- [Requirements] Copy the listing verbatim, excluding any images found in it.

▬▬▬▬▬▬

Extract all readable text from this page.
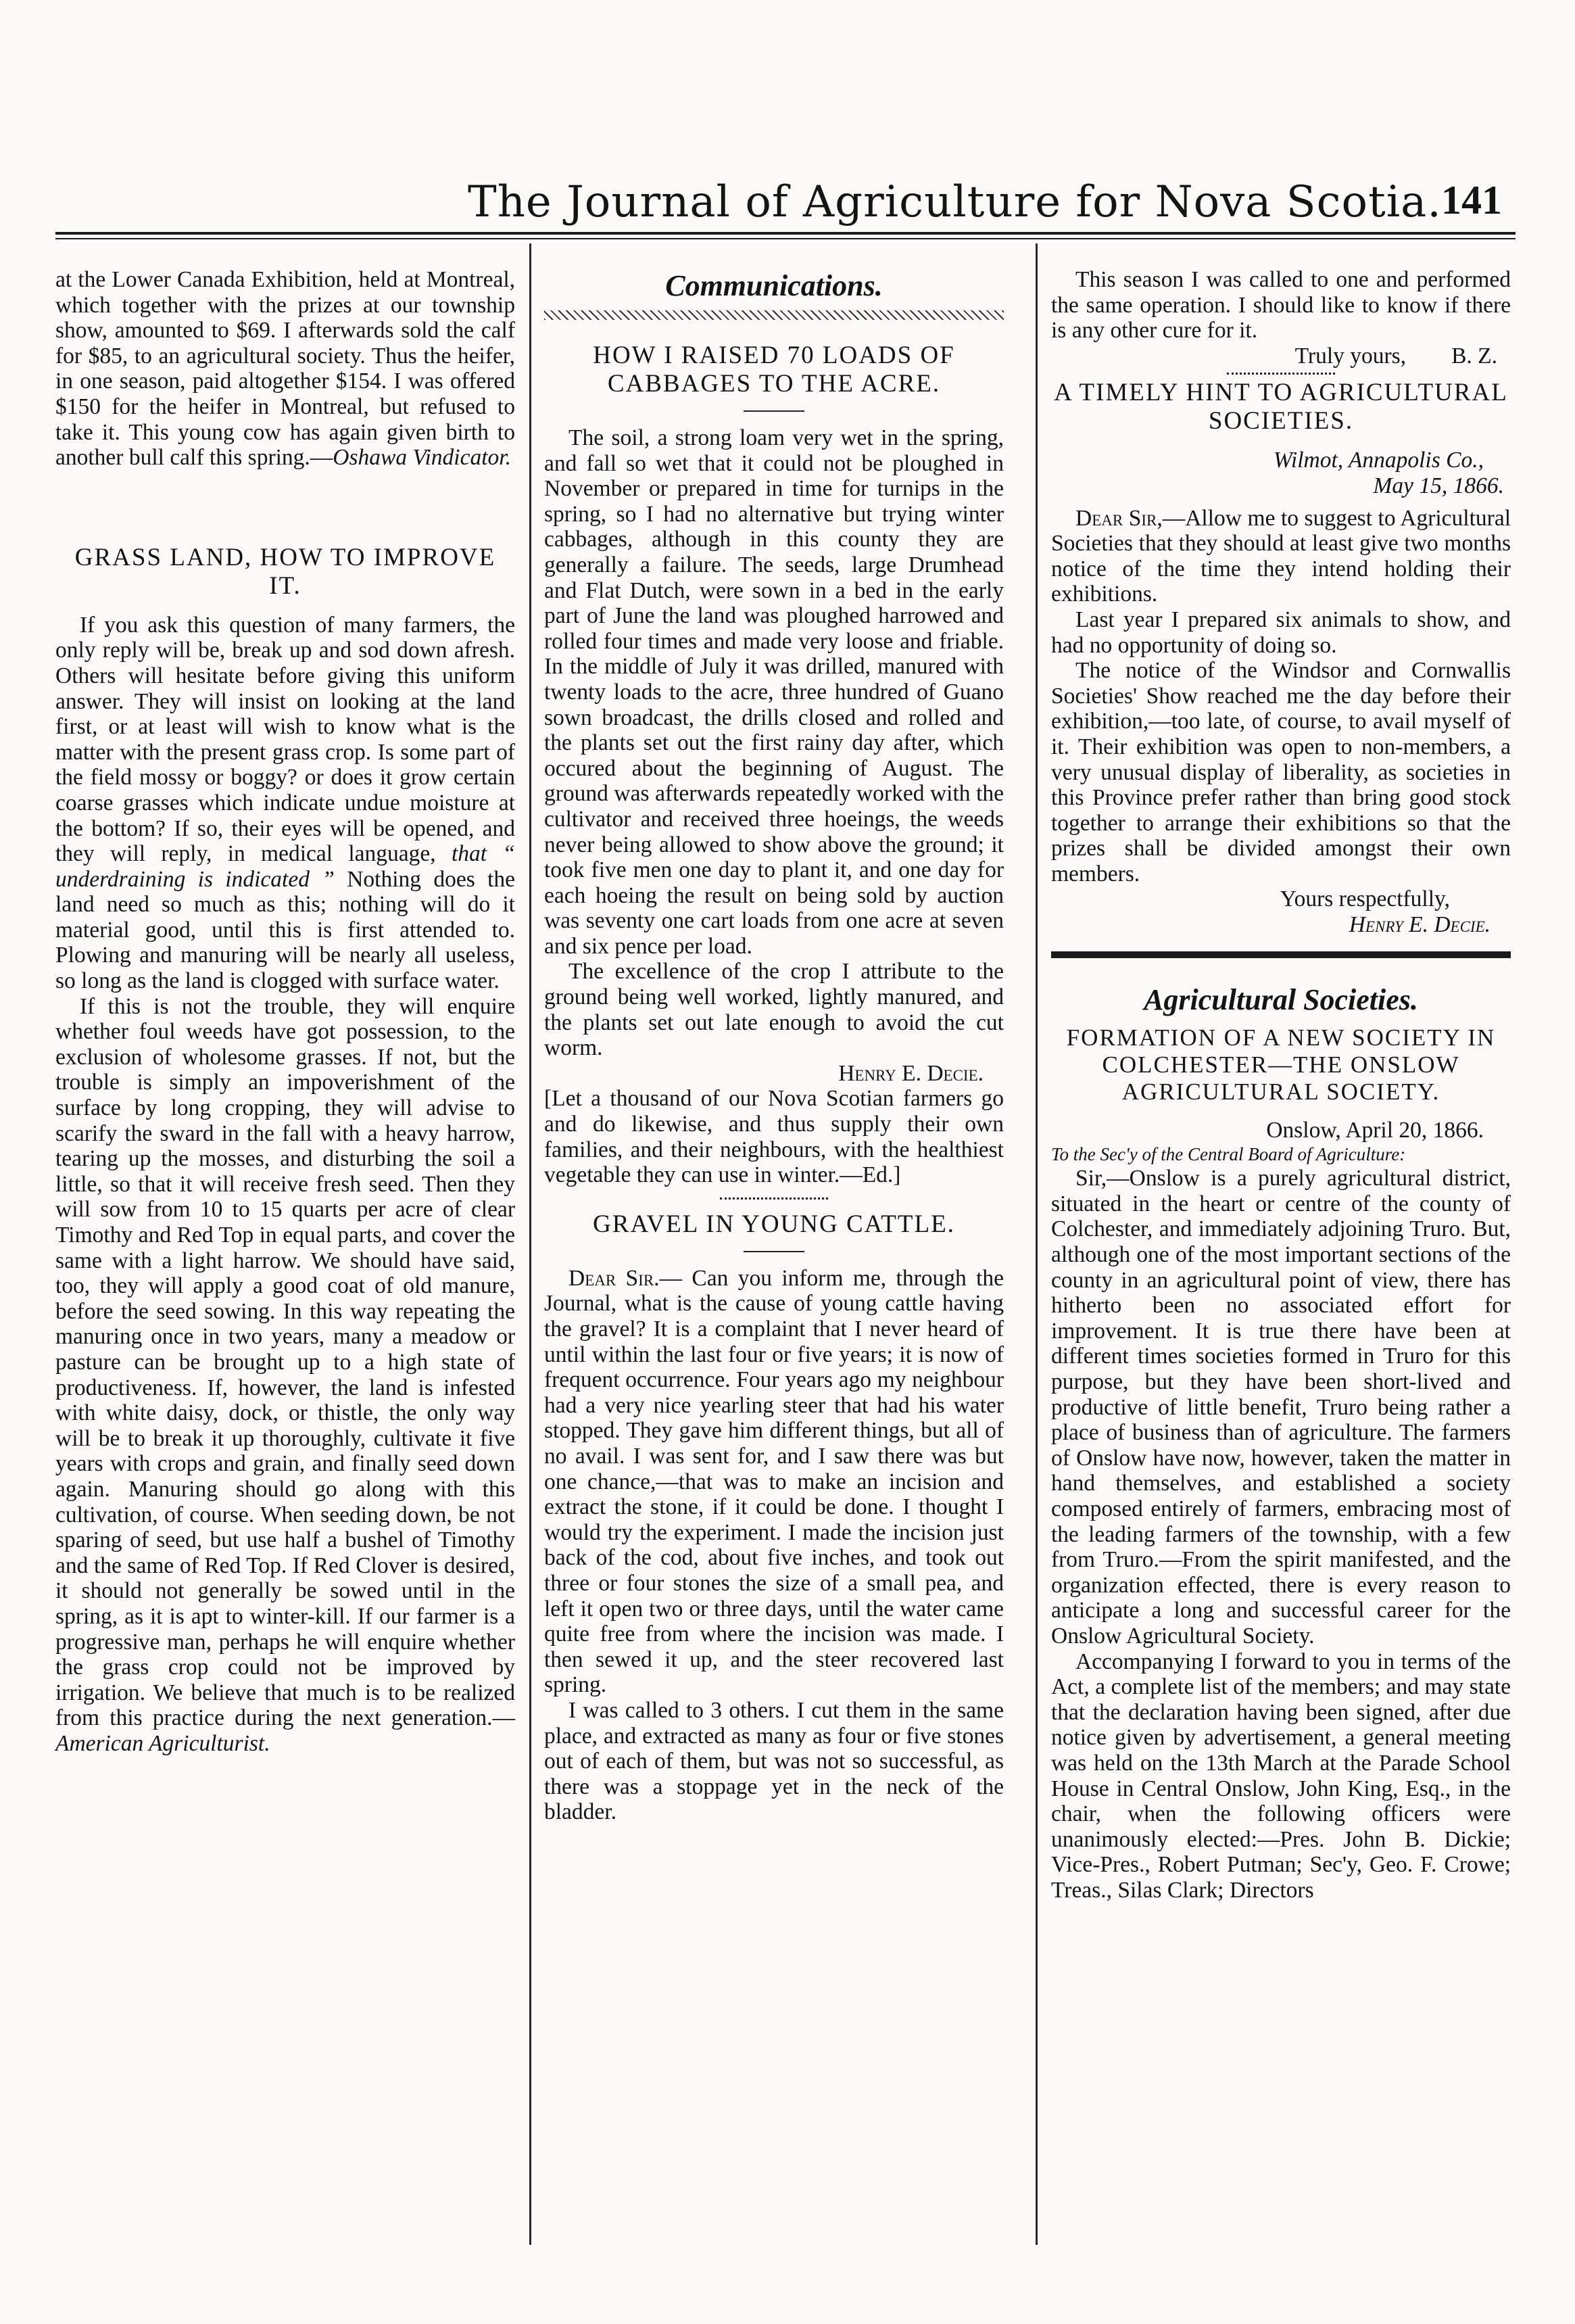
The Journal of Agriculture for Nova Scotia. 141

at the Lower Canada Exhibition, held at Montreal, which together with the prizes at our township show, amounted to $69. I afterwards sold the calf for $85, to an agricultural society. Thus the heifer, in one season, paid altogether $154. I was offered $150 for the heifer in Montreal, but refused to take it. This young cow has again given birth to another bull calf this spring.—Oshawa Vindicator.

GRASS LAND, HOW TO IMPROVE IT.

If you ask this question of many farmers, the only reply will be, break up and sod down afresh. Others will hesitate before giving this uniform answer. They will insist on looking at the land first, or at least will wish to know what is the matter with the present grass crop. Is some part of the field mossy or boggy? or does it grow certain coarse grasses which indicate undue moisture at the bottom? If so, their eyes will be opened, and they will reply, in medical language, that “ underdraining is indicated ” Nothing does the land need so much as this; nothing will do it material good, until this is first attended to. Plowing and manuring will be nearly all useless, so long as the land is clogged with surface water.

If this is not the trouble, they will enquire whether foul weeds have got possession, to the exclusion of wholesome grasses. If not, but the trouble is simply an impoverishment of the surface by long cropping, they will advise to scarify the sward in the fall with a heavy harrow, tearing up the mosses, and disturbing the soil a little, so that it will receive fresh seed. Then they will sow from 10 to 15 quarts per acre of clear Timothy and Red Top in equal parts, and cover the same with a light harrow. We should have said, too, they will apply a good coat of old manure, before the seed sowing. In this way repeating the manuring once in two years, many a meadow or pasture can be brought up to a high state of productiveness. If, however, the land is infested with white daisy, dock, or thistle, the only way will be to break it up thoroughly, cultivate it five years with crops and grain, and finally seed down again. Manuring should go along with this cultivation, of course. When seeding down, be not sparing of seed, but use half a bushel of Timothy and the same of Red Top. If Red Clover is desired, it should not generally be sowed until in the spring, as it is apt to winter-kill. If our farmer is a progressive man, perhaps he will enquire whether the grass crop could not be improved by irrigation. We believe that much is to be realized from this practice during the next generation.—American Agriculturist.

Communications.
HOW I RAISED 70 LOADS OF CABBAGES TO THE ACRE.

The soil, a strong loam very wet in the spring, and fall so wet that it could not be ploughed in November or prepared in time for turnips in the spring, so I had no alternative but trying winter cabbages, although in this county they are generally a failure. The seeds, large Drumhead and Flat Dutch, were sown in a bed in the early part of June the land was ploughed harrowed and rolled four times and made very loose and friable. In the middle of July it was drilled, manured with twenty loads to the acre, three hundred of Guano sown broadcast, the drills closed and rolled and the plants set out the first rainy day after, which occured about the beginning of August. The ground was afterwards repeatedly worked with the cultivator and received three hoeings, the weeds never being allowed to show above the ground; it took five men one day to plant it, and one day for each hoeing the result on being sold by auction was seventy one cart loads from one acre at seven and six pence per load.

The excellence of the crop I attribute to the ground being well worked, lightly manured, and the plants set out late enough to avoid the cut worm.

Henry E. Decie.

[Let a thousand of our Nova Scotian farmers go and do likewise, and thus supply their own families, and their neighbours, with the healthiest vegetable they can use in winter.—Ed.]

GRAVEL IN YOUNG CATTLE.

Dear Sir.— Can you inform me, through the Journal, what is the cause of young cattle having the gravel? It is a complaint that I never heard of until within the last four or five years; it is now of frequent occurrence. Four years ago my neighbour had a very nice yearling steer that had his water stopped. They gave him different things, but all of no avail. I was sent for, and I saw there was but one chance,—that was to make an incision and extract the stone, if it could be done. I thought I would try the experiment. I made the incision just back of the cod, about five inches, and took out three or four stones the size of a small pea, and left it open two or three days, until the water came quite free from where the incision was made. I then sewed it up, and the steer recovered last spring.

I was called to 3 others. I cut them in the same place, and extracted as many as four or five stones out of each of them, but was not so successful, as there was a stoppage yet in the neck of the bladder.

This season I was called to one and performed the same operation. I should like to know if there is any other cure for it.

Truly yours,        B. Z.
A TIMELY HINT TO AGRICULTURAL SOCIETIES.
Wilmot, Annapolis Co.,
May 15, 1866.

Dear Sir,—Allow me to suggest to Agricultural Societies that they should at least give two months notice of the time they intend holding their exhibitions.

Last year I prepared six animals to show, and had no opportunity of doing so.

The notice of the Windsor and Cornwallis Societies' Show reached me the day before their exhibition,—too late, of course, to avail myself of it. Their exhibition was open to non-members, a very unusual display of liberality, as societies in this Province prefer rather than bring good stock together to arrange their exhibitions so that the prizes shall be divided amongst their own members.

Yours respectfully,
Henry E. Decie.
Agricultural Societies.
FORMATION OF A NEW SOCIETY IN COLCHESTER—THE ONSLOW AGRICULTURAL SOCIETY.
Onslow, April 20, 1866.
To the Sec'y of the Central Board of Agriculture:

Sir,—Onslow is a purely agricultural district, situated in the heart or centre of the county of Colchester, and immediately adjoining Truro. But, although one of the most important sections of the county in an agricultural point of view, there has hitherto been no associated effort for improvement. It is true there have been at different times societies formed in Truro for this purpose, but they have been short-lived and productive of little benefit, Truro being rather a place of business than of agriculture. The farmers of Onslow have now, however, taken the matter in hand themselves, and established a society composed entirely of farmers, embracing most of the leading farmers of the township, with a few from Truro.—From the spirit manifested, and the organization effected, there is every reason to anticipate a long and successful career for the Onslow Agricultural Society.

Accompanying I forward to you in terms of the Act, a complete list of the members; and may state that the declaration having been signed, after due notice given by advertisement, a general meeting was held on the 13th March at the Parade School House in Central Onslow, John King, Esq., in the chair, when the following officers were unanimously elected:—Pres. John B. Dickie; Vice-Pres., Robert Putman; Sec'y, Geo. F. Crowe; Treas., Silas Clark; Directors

▬▬▬▬▬▬

- [Result for this exercise]
Extract all readable text from this page.
The Journal of Agriculture for Nova Scotia. 141

at the Lower Canada Exhibition, held at Montreal, which together with the prizes at our township show, amounted to $69. I afterwards sold the calf for $85, to an agricultural society. Thus the heifer, in one season, paid altogether $154. I was offered $150 for the heifer in Montreal, but refused to take it. This young cow has again given birth to another bull calf this spring.—Oshawa Vindicator.

GRASS LAND, HOW TO IMPROVE IT.

If you ask this question of many farmers, the only reply will be, break up and sod down afresh. Others will hesitate before giving this uniform answer. They will insist on looking at the land first, or at least will wish to know what is the matter with the present grass crop. Is some part of the field mossy or boggy? or does it grow certain coarse grasses which indicate undue moisture at the bottom? If so, their eyes will be opened, and they will reply, in medical language, that “ underdraining is indicated ” Nothing does the land need so much as this; nothing will do it material good, until this is first attended to. Plowing and manuring will be nearly all useless, so long as the land is clogged with surface water.

If this is not the trouble, they will enquire whether foul weeds have got possession, to the exclusion of wholesome grasses. If not, but the trouble is simply an impoverishment of the surface by long cropping, they will advise to scarify the sward in the fall with a heavy harrow, tearing up the mosses, and disturbing the soil a little, so that it will receive fresh seed. Then they will sow from 10 to 15 quarts per acre of clear Timothy and Red Top in equal parts, and cover the same with a light harrow. We should have said, too, they will apply a good coat of old manure, before the seed sowing. In this way repeating the manuring once in two years, many a meadow or pasture can be brought up to a high state of productiveness. If, however, the land is infested with white daisy, dock, or thistle, the only way will be to break it up thoroughly, cultivate it five years with crops and grain, and finally seed down again. Manuring should go along with this cultivation, of course. When seeding down, be not sparing of seed, but use half a bushel of Timothy and the same of Red Top. If Red Clover is desired, it should not generally be sowed until in the spring, as it is apt to winter-kill. If our farmer is a progressive man, perhaps he will enquire whether the grass crop could not be improved by irrigation. We believe that much is to be realized from this practice during the next generation.—American Agriculturist.

Communications.
HOW I RAISED 70 LOADS OF CABBAGES TO THE ACRE.

The soil, a strong loam very wet in the spring, and fall so wet that it could not be ploughed in November or prepared in time for turnips in the spring, so I had no alternative but trying winter cabbages, although in this county they are generally a failure. The seeds, large Drumhead and Flat Dutch, were sown in a bed in the early part of June the land was ploughed harrowed and rolled four times and made very loose and friable. In the middle of July it was drilled, manured with twenty loads to the acre, three hundred of Guano sown broadcast, the drills closed and rolled and the plants set out the first rainy day after, which occured about the beginning of August. The ground was afterwards repeatedly worked with the cultivator and received three hoeings, the weeds never being allowed to show above the ground; it took five men one day to plant it, and one day for each hoeing the result on being sold by auction was seventy one cart loads from one acre at seven and six pence per load.

The excellence of the crop I attribute to the ground being well worked, lightly manured, and the plants set out late enough to avoid the cut worm.

Henry E. Decie.

[Let a thousand of our Nova Scotian farmers go and do likewise, and thus supply their own families, and their neighbours, with the healthiest vegetable they can use in winter.—Ed.]

GRAVEL IN YOUNG CATTLE.

Dear Sir.— Can you inform me, through the Journal, what is the cause of young cattle having the gravel? It is a complaint that I never heard of until within the last four or five years; it is now of frequent occurrence. Four years ago my neighbour had a very nice yearling steer that had his water stopped. They gave him different things, but all of no avail. I was sent for, and I saw there was but one chance,—that was to make an incision and extract the stone, if it could be done. I thought I would try the experiment. I made the incision just back of the cod, about five inches, and took out three or four stones the size of a small pea, and left it open two or three days, until the water came quite free from where the incision was made. I then sewed it up, and the steer recovered last spring.

I was called to 3 others. I cut them in the same place, and extracted as many as four or five stones out of each of them, but was not so successful, as there was a stoppage yet in the neck of the bladder.

This season I was called to one and performed the same operation. I should like to know if there is any other cure for it.

Truly yours,        B. Z.
A TIMELY HINT TO AGRICULTURAL SOCIETIES.
Wilmot, Annapolis Co.,
May 15, 1866.

Dear Sir,—Allow me to suggest to Agricultural Societies that they should at least give two months notice of the time they intend holding their exhibitions.

Last year I prepared six animals to show, and had no opportunity of doing so.

The notice of the Windsor and Cornwallis Societies' Show reached me the day before their exhibition,—too late, of course, to avail myself of it. Their exhibition was open to non-members, a very unusual display of liberality, as societies in this Province prefer rather than bring good stock together to arrange their exhibitions so that the prizes shall be divided amongst their own members.

Yours respectfully,
Henry E. Decie.
Agricultural Societies.
FORMATION OF A NEW SOCIETY IN COLCHESTER—THE ONSLOW AGRICULTURAL SOCIETY.
Onslow, April 20, 1866.
To the Sec'y of the Central Board of Agriculture:

Sir,—Onslow is a purely agricultural district, situated in the heart or centre of the county of Colchester, and immediately adjoining Truro. But, although one of the most important sections of the county in an agricultural point of view, there has hitherto been no associated effort for improvement. It is true there have been at different times societies formed in Truro for this purpose, but they have been short-lived and productive of little benefit, Truro being rather a place of business than of agriculture. The farmers of Onslow have now, however, taken the matter in hand themselves, and established a society composed entirely of farmers, embracing most of the leading farmers of the township, with a few from Truro.—From the spirit manifested, and the organization effected, there is every reason to anticipate a long and successful career for the Onslow Agricultural Society.

Accompanying I forward to you in terms of the Act, a complete list of the members; and may state that the declaration having been signed, after due notice given by advertisement, a general meeting was held on the 13th March at the Parade School House in Central Onslow, John King, Esq., in the chair, when the following officers were unanimously elected:—Pres. John B. Dickie; Vice-Pres., Robert Putman; Sec'y, Geo. F. Crowe; Treas., Silas Clark; Directors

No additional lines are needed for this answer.